## INSTRUÇÃO ESCRITA:
Conte as linhas abaixo que contêm a palavra "data" e informe somente o número.

───── DADOS DE ORIGEM

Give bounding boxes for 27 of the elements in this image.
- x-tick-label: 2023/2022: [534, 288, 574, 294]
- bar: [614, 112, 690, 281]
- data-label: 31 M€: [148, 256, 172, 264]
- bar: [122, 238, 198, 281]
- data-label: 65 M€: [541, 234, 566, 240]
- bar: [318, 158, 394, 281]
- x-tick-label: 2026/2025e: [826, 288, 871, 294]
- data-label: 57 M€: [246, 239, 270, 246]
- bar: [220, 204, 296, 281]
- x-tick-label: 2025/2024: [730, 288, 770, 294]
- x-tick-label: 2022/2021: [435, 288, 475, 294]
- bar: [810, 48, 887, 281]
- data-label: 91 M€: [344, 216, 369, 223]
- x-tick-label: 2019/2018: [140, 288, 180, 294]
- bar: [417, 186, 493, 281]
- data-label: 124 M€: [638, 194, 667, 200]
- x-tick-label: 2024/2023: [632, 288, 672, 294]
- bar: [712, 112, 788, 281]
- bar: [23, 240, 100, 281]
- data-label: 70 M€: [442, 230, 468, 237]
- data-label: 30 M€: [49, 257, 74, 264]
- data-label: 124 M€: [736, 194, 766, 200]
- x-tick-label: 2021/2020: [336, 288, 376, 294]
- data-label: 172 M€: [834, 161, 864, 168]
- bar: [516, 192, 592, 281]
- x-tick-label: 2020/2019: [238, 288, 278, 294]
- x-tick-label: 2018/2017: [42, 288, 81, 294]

──────────
───── DADOS DE ORIGEM

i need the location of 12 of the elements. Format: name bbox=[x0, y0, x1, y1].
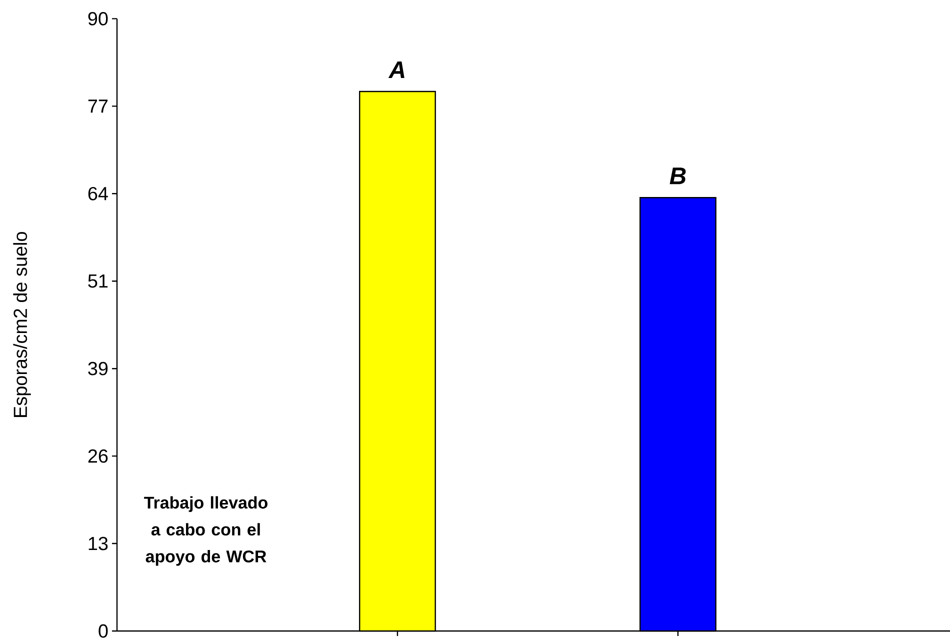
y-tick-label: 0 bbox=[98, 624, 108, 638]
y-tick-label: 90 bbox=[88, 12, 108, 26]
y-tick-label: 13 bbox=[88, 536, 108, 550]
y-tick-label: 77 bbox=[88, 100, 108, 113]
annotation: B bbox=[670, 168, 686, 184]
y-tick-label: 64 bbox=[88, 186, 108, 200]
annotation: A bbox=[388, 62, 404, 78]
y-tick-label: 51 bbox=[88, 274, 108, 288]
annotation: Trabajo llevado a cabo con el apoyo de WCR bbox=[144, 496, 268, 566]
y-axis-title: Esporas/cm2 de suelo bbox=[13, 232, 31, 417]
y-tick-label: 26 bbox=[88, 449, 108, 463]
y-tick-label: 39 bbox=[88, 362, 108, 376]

──────────

## RESULTADO DO EXERCÍCIO:
9